Exercise details.
Select all lines holding the word "Decent" from the entries that follow.

Stored records:
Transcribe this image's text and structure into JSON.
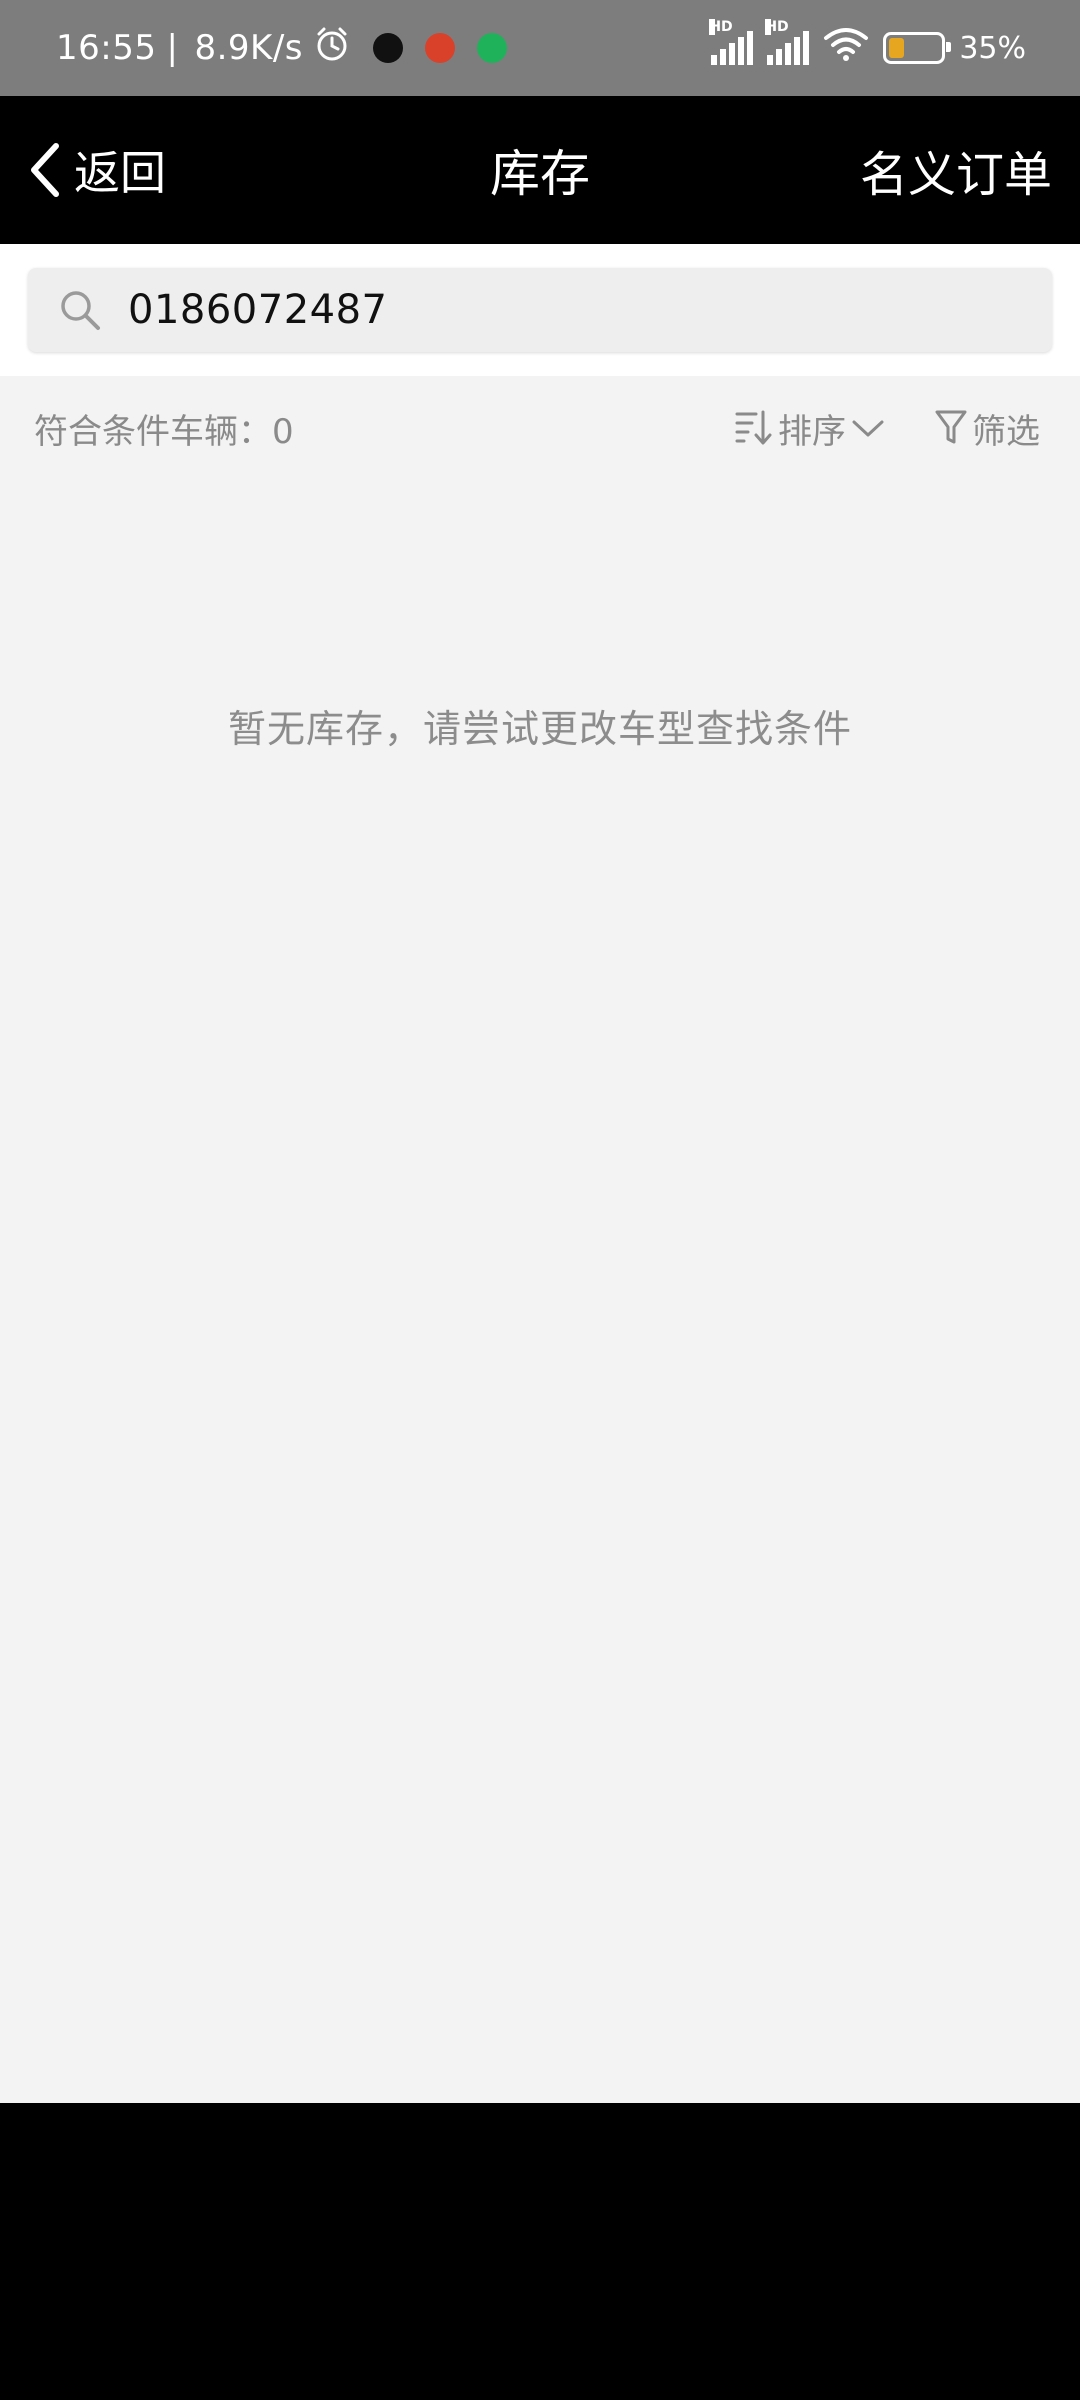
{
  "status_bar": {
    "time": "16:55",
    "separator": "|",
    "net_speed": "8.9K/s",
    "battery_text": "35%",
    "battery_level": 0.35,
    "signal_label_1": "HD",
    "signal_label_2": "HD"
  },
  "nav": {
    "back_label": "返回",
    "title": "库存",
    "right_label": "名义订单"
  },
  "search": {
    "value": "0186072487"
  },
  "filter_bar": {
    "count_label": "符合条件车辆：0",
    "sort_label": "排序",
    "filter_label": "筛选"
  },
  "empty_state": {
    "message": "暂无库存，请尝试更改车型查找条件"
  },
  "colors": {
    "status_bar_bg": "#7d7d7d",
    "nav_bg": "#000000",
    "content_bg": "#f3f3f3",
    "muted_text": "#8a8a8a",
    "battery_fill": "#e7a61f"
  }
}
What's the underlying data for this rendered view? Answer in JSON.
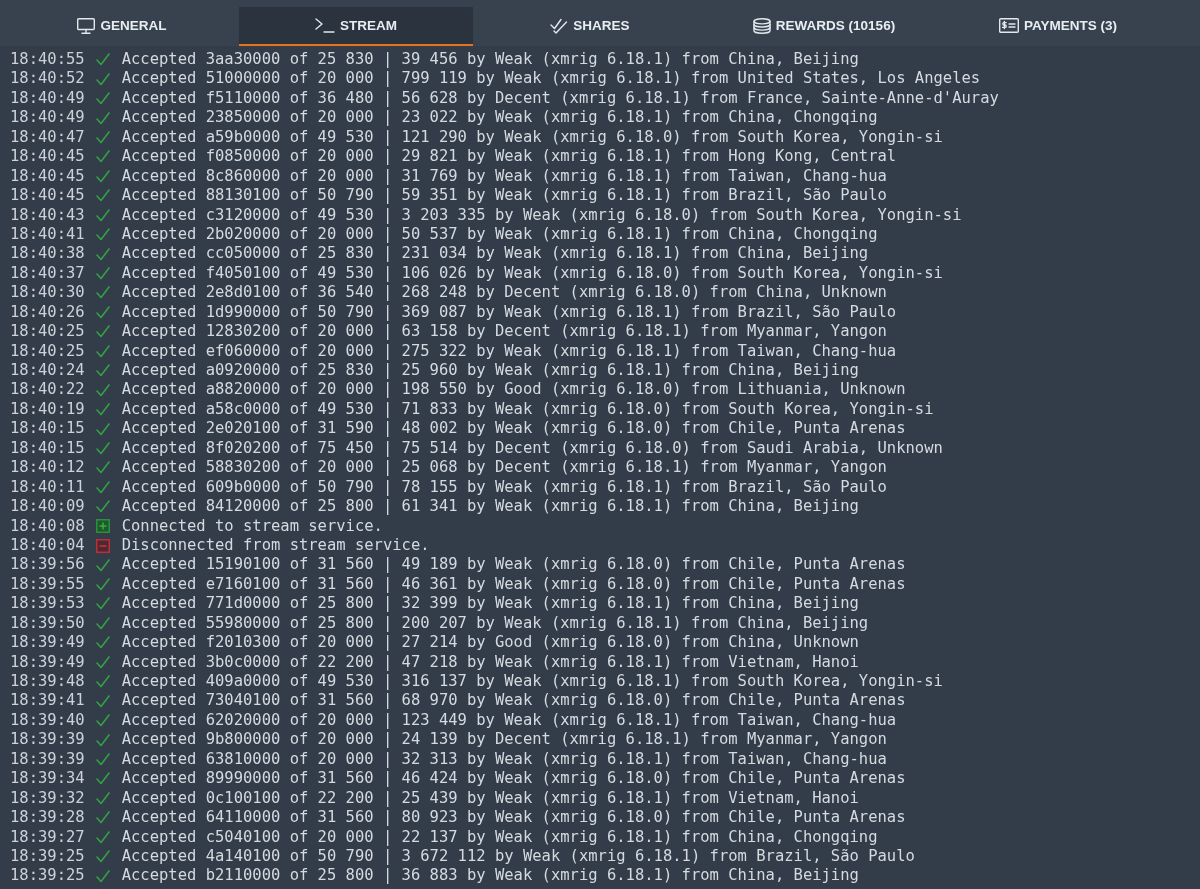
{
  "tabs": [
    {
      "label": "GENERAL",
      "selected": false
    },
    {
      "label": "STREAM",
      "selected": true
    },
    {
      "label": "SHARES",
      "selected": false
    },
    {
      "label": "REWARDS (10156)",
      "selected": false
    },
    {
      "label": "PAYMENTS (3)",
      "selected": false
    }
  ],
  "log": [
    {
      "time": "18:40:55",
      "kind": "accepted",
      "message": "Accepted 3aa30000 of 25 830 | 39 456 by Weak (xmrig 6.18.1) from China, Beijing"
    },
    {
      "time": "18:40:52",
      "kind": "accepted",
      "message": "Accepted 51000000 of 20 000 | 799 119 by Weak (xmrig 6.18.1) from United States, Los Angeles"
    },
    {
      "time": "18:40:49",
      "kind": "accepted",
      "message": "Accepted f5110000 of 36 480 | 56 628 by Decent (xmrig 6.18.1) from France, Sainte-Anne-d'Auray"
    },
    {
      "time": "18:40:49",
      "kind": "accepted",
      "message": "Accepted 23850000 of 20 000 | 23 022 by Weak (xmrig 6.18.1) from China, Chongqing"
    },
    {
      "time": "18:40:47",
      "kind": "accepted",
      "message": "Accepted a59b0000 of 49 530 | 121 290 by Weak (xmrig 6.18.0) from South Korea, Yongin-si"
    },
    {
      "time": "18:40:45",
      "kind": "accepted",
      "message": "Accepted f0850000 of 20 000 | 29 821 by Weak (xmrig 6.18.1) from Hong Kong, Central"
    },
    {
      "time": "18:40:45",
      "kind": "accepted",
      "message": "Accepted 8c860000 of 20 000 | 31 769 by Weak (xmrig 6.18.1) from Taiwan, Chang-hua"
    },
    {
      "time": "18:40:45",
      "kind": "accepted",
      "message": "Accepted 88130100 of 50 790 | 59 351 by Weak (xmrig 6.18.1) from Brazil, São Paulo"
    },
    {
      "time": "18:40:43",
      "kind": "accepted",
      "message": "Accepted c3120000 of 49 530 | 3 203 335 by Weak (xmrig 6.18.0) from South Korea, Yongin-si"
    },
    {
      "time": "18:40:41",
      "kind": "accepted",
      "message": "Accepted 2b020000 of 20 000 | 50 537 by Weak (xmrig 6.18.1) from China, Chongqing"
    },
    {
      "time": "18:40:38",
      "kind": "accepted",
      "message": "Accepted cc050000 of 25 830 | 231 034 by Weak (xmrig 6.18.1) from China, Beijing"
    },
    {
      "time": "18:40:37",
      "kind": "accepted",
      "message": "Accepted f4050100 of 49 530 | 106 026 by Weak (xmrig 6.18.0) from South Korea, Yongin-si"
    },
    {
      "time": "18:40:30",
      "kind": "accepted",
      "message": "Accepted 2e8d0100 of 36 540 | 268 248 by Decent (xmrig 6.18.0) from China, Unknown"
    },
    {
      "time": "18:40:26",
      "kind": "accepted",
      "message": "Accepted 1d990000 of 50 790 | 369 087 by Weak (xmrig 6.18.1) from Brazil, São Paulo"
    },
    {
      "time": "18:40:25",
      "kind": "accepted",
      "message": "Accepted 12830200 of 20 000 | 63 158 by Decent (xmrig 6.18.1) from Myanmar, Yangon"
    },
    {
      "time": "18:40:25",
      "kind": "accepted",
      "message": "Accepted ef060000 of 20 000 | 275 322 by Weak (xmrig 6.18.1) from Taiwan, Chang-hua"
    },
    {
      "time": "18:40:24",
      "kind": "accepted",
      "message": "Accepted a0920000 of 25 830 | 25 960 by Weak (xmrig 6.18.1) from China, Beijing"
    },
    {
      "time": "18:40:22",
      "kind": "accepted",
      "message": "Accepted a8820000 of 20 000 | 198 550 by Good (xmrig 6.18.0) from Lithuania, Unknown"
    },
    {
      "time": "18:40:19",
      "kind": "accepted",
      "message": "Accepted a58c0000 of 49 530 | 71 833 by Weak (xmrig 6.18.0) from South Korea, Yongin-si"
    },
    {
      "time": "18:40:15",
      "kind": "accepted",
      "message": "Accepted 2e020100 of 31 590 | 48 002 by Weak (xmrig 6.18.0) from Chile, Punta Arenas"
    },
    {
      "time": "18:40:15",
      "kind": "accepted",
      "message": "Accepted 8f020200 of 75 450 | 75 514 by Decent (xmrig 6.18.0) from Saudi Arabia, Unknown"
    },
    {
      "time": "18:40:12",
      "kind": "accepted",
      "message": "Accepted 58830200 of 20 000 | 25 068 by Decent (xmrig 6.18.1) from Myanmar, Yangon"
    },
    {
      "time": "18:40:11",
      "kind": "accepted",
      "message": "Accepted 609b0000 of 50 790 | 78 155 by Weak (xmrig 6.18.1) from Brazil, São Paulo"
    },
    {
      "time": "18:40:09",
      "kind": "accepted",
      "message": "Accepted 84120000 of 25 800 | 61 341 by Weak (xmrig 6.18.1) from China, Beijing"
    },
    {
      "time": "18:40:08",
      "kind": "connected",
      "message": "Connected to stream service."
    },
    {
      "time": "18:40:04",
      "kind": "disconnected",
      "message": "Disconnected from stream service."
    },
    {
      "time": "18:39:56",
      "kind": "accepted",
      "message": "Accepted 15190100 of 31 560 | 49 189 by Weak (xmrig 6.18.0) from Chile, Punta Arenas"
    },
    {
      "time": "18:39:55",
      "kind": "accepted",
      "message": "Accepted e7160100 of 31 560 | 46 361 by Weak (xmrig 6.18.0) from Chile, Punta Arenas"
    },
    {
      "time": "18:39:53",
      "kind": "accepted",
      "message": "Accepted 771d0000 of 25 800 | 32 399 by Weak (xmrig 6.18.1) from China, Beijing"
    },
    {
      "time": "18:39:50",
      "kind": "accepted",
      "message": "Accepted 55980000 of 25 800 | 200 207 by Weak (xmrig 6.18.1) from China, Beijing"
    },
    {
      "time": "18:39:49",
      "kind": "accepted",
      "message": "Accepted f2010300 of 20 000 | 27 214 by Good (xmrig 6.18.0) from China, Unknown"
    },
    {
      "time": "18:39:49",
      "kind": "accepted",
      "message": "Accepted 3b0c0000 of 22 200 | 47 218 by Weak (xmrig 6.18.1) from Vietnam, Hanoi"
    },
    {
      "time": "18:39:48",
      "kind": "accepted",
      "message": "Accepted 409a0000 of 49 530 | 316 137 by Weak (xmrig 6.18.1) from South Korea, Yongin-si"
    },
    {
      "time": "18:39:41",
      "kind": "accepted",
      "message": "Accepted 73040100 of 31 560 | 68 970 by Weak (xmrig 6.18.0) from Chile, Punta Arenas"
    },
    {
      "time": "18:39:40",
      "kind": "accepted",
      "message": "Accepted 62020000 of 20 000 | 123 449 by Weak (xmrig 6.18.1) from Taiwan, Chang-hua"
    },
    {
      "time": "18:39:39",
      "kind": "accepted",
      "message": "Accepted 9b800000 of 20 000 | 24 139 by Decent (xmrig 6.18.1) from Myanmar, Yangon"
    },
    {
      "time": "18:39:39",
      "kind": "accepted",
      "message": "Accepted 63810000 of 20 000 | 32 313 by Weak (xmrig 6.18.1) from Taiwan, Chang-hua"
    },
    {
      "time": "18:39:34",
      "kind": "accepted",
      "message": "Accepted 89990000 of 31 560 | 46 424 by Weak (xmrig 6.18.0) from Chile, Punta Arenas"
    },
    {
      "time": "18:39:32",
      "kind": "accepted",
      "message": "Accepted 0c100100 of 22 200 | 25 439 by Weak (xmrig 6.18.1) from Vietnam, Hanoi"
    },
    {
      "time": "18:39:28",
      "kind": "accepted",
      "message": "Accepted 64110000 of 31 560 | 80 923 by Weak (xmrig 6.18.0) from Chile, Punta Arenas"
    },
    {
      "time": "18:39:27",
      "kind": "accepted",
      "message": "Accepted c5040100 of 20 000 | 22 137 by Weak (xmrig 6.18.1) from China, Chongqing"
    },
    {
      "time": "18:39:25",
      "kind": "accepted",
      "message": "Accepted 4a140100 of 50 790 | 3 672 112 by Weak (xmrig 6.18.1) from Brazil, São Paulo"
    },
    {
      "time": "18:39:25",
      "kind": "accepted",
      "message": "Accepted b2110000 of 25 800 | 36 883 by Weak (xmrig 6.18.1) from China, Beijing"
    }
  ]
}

Task output.
      "message": "Accepted f5110000 of 36 480 | 56 628 by Decent (xmrig 6.18.1) from France, Sainte-Anne-d'Auray"
      "message": "Accepted 2e8d0100 of 36 540 | 268 248 by Decent (xmrig 6.18.0) from China, Unknown"
      "message": "Accepted 12830200 of 20 000 | 63 158 by Decent (xmrig 6.18.1) from Myanmar, Yangon"
      "message": "Accepted 8f020200 of 75 450 | 75 514 by Decent (xmrig 6.18.0) from Saudi Arabia, Unknown"
      "message": "Accepted 58830200 of 20 000 | 25 068 by Decent (xmrig 6.18.1) from Myanmar, Yangon"
      "message": "Accepted 9b800000 of 20 000 | 24 139 by Decent (xmrig 6.18.1) from Myanmar, Yangon"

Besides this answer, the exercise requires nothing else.